> _Task brief_:
Copy out all the records below, replacing each "data-point" with "point-marker" and leaving everything else unchanged.
== Exercise data ==
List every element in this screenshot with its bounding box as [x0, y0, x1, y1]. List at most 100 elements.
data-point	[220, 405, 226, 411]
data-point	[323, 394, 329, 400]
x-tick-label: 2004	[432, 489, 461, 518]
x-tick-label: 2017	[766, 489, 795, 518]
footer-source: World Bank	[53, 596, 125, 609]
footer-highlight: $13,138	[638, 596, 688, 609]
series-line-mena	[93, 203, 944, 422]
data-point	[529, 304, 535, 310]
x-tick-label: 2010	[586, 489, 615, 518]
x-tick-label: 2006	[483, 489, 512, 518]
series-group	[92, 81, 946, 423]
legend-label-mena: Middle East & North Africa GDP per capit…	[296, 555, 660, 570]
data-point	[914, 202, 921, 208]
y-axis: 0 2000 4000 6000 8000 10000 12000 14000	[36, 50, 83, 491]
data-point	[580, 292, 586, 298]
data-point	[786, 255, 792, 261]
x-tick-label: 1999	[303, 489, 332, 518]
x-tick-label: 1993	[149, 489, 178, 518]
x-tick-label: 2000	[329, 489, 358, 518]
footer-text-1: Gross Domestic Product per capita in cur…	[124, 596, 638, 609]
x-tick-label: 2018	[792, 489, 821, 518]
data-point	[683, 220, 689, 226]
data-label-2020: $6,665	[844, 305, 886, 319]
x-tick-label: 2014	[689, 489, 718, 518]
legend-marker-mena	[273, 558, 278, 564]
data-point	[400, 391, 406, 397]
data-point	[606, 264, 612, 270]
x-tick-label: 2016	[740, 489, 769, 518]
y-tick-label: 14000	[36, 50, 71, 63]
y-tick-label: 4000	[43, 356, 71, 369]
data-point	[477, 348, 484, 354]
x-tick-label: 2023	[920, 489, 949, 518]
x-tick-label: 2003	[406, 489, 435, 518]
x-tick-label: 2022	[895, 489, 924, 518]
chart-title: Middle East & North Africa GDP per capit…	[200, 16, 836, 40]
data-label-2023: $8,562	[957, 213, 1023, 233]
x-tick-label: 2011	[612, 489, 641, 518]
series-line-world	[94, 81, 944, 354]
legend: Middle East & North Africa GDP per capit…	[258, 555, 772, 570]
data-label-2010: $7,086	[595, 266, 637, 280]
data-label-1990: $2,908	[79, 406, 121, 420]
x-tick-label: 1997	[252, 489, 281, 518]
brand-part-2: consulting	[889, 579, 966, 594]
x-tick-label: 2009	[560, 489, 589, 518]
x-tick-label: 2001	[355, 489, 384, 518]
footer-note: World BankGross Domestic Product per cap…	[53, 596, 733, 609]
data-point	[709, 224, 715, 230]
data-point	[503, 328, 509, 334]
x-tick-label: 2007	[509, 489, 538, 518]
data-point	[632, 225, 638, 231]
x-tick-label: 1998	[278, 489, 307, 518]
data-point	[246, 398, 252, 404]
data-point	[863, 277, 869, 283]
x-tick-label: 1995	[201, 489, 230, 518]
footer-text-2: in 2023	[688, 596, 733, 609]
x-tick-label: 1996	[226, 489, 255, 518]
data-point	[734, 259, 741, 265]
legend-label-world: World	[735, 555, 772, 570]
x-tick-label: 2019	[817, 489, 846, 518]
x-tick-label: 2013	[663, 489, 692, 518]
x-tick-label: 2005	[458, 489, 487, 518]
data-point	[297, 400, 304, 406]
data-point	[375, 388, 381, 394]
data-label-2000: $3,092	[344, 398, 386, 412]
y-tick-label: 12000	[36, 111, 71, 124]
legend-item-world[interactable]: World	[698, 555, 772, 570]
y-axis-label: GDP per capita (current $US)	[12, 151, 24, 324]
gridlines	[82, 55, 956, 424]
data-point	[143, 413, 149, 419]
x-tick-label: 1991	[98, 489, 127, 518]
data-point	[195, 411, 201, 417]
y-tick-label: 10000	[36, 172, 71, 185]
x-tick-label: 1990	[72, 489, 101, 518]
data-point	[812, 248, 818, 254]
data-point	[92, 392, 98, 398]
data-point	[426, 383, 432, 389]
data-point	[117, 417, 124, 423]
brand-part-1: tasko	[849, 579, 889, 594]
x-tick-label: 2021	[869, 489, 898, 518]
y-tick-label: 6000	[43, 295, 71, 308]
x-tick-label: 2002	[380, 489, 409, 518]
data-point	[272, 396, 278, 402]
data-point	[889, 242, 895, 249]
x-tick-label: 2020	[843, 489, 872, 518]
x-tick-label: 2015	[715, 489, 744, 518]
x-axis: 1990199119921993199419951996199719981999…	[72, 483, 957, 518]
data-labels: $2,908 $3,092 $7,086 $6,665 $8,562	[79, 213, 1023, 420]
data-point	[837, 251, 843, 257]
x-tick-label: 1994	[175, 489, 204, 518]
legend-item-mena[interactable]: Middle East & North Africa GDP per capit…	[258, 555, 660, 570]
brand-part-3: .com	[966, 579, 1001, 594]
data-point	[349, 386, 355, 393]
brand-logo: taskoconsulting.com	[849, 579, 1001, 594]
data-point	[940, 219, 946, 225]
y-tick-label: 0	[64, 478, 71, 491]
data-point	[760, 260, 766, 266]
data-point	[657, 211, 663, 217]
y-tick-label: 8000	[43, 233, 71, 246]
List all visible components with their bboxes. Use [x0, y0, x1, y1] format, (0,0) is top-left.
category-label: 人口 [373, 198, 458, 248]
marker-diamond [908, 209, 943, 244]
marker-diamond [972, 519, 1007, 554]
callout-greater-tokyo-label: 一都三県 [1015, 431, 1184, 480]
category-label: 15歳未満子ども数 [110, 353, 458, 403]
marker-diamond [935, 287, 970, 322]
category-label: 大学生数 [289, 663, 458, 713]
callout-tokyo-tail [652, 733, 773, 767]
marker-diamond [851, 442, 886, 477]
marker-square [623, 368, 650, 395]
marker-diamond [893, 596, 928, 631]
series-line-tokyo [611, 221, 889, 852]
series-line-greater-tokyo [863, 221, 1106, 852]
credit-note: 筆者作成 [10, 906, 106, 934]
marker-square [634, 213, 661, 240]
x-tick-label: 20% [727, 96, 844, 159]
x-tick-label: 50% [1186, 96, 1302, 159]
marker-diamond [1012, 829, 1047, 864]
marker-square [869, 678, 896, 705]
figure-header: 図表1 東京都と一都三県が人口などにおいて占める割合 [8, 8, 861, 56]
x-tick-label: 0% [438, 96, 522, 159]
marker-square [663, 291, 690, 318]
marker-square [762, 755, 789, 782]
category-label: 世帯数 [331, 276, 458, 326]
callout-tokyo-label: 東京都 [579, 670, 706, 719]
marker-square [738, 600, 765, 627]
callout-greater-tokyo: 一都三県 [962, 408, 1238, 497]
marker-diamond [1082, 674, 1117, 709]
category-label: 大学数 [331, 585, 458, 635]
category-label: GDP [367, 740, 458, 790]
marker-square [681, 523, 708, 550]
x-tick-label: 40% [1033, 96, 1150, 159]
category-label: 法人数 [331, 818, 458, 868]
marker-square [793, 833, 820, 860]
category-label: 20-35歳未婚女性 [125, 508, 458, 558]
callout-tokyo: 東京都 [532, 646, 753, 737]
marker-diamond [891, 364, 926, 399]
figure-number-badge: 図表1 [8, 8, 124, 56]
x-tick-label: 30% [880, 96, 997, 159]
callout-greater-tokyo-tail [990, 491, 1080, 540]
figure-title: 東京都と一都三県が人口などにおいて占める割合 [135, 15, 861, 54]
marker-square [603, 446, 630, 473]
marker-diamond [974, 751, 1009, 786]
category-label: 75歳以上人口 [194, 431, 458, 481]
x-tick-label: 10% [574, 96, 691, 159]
===
> _Reply_:
List every element in this screenshot with its bounding box as [x0, y0, x1, y1]. List at most 100 elements.
point-marker	[220, 405, 226, 411]
point-marker	[323, 394, 329, 400]
x-tick-label: 2004	[432, 489, 461, 518]
x-tick-label: 2017	[766, 489, 795, 518]
footer-source: World Bank	[53, 596, 125, 609]
footer-highlight: $13,138	[638, 596, 688, 609]
series-line-mena	[93, 203, 944, 422]
point-marker	[529, 304, 535, 310]
x-tick-label: 2010	[586, 489, 615, 518]
x-tick-label: 2006	[483, 489, 512, 518]
series-group	[92, 81, 946, 423]
legend-label-mena: Middle East & North Africa GDP per capit…	[296, 555, 660, 570]
point-marker	[914, 202, 921, 208]
y-axis: 0 2000 4000 6000 8000 10000 12000 14000	[36, 50, 83, 491]
point-marker	[580, 292, 586, 298]
point-marker	[786, 255, 792, 261]
x-tick-label: 1999	[303, 489, 332, 518]
x-tick-label: 1993	[149, 489, 178, 518]
x-tick-label: 2000	[329, 489, 358, 518]
footer-text-1: Gross Domestic Product per capita in cur…	[124, 596, 638, 609]
x-tick-label: 2018	[792, 489, 821, 518]
point-marker	[683, 220, 689, 226]
data-label-2020: $6,665	[844, 305, 886, 319]
x-tick-label: 2014	[689, 489, 718, 518]
legend-marker-mena	[273, 558, 278, 564]
point-marker	[400, 391, 406, 397]
point-marker	[606, 264, 612, 270]
x-tick-label: 2016	[740, 489, 769, 518]
y-tick-label: 14000	[36, 50, 71, 63]
y-tick-label: 4000	[43, 356, 71, 369]
point-marker	[477, 348, 484, 354]
x-tick-label: 2023	[920, 489, 949, 518]
x-tick-label: 2003	[406, 489, 435, 518]
x-tick-label: 2022	[895, 489, 924, 518]
chart-title: Middle East & North Africa GDP per capit…	[200, 16, 836, 40]
data-label-2023: $8,562	[957, 213, 1023, 233]
x-tick-label: 2011	[612, 489, 641, 518]
series-line-world	[94, 81, 944, 354]
legend: Middle East & North Africa GDP per capit…	[258, 555, 772, 570]
data-label-2010: $7,086	[595, 266, 637, 280]
data-label-1990: $2,908	[79, 406, 121, 420]
x-tick-label: 1997	[252, 489, 281, 518]
brand-part-2: consulting	[889, 579, 966, 594]
x-tick-label: 2009	[560, 489, 589, 518]
x-tick-label: 2001	[355, 489, 384, 518]
footer-note: World BankGross Domestic Product per cap…	[53, 596, 733, 609]
point-marker	[709, 224, 715, 230]
point-marker	[503, 328, 509, 334]
x-tick-label: 2007	[509, 489, 538, 518]
point-marker	[632, 225, 638, 231]
x-tick-label: 1998	[278, 489, 307, 518]
point-marker	[246, 398, 252, 404]
point-marker	[863, 277, 869, 283]
x-tick-label: 1995	[201, 489, 230, 518]
footer-text-2: in 2023	[688, 596, 733, 609]
x-tick-label: 1996	[226, 489, 255, 518]
point-marker	[734, 259, 741, 265]
legend-label-world: World	[735, 555, 772, 570]
x-tick-label: 2019	[817, 489, 846, 518]
x-tick-label: 2013	[663, 489, 692, 518]
x-tick-label: 2005	[458, 489, 487, 518]
point-marker	[297, 400, 304, 406]
point-marker	[375, 388, 381, 394]
data-label-2000: $3,092	[344, 398, 386, 412]
y-tick-label: 12000	[36, 111, 71, 124]
legend-item-world[interactable]: World	[698, 555, 772, 570]
y-axis-label: GDP per capita (current $US)	[12, 151, 24, 324]
gridlines	[82, 55, 956, 424]
point-marker	[143, 413, 149, 419]
x-tick-label: 1991	[98, 489, 127, 518]
point-marker	[195, 411, 201, 417]
y-tick-label: 10000	[36, 172, 71, 185]
x-tick-label: 1990	[72, 489, 101, 518]
point-marker	[812, 248, 818, 254]
point-marker	[92, 392, 98, 398]
point-marker	[426, 383, 432, 389]
point-marker	[117, 417, 124, 423]
brand-part-1: tasko	[849, 579, 889, 594]
x-tick-label: 2021	[869, 489, 898, 518]
y-tick-label: 6000	[43, 295, 71, 308]
x-tick-label: 2002	[380, 489, 409, 518]
point-marker	[272, 396, 278, 402]
point-marker	[889, 242, 895, 249]
x-tick-label: 2020	[843, 489, 872, 518]
x-tick-label: 2015	[715, 489, 744, 518]
x-axis: 1990199119921993199419951996199719981999…	[72, 483, 957, 518]
data-labels: $2,908 $3,092 $7,086 $6,665 $8,562	[79, 213, 1023, 420]
point-marker	[837, 251, 843, 257]
x-tick-label: 1994	[175, 489, 204, 518]
legend-item-mena[interactable]: Middle East & North Africa GDP per capit…	[258, 555, 660, 570]
brand-part-3: .com	[966, 579, 1001, 594]
point-marker	[349, 386, 355, 393]
brand-logo: taskoconsulting.com	[849, 579, 1001, 594]
point-marker	[940, 219, 946, 225]
y-tick-label: 0	[64, 478, 71, 491]
point-marker	[760, 260, 766, 266]
point-marker	[657, 211, 663, 217]
y-tick-label: 8000	[43, 233, 71, 246]
List all visible components with their bboxes. Use [x0, y0, x1, y1] format, (0,0) is top-left.
category-label: 人口 [373, 198, 458, 248]
marker-diamond [908, 209, 943, 244]
marker-diamond [972, 519, 1007, 554]
callout-greater-tokyo-label: 一都三県 [1015, 431, 1184, 480]
category-label: 15歳未満子ども数 [110, 353, 458, 403]
marker-diamond [935, 287, 970, 322]
category-label: 大学生数 [289, 663, 458, 713]
callout-tokyo-tail [652, 733, 773, 767]
marker-diamond [851, 442, 886, 477]
marker-square [623, 368, 650, 395]
marker-diamond [893, 596, 928, 631]
series-line-tokyo [611, 221, 889, 852]
series-line-greater-tokyo [863, 221, 1106, 852]
credit-note: 筆者作成 [10, 906, 106, 934]
marker-square [634, 213, 661, 240]
x-tick-label: 20% [727, 96, 844, 159]
x-tick-label: 50% [1186, 96, 1302, 159]
marker-diamond [1012, 829, 1047, 864]
marker-square [869, 678, 896, 705]
figure-header: 図表1 東京都と一都三県が人口などにおいて占める割合 [8, 8, 861, 56]
x-tick-label: 0% [438, 96, 522, 159]
marker-square [663, 291, 690, 318]
marker-square [762, 755, 789, 782]
category-label: 世帯数 [331, 276, 458, 326]
callout-tokyo-label: 東京都 [579, 670, 706, 719]
marker-square [738, 600, 765, 627]
callout-greater-tokyo: 一都三県 [962, 408, 1238, 497]
marker-diamond [1082, 674, 1117, 709]
category-label: 大学数 [331, 585, 458, 635]
category-label: GDP [367, 740, 458, 790]
marker-square [681, 523, 708, 550]
x-tick-label: 40% [1033, 96, 1150, 159]
category-label: 法人数 [331, 818, 458, 868]
marker-square [793, 833, 820, 860]
category-label: 20-35歳未婚女性 [125, 508, 458, 558]
callout-tokyo: 東京都 [532, 646, 753, 737]
marker-diamond [891, 364, 926, 399]
figure-number-badge: 図表1 [8, 8, 124, 56]
x-tick-label: 30% [880, 96, 997, 159]
callout-greater-tokyo-tail [990, 491, 1080, 540]
figure-title: 東京都と一都三県が人口などにおいて占める割合 [135, 15, 861, 54]
marker-square [603, 446, 630, 473]
marker-diamond [974, 751, 1009, 786]
category-label: 75歳以上人口 [194, 431, 458, 481]
x-tick-label: 10% [574, 96, 691, 159]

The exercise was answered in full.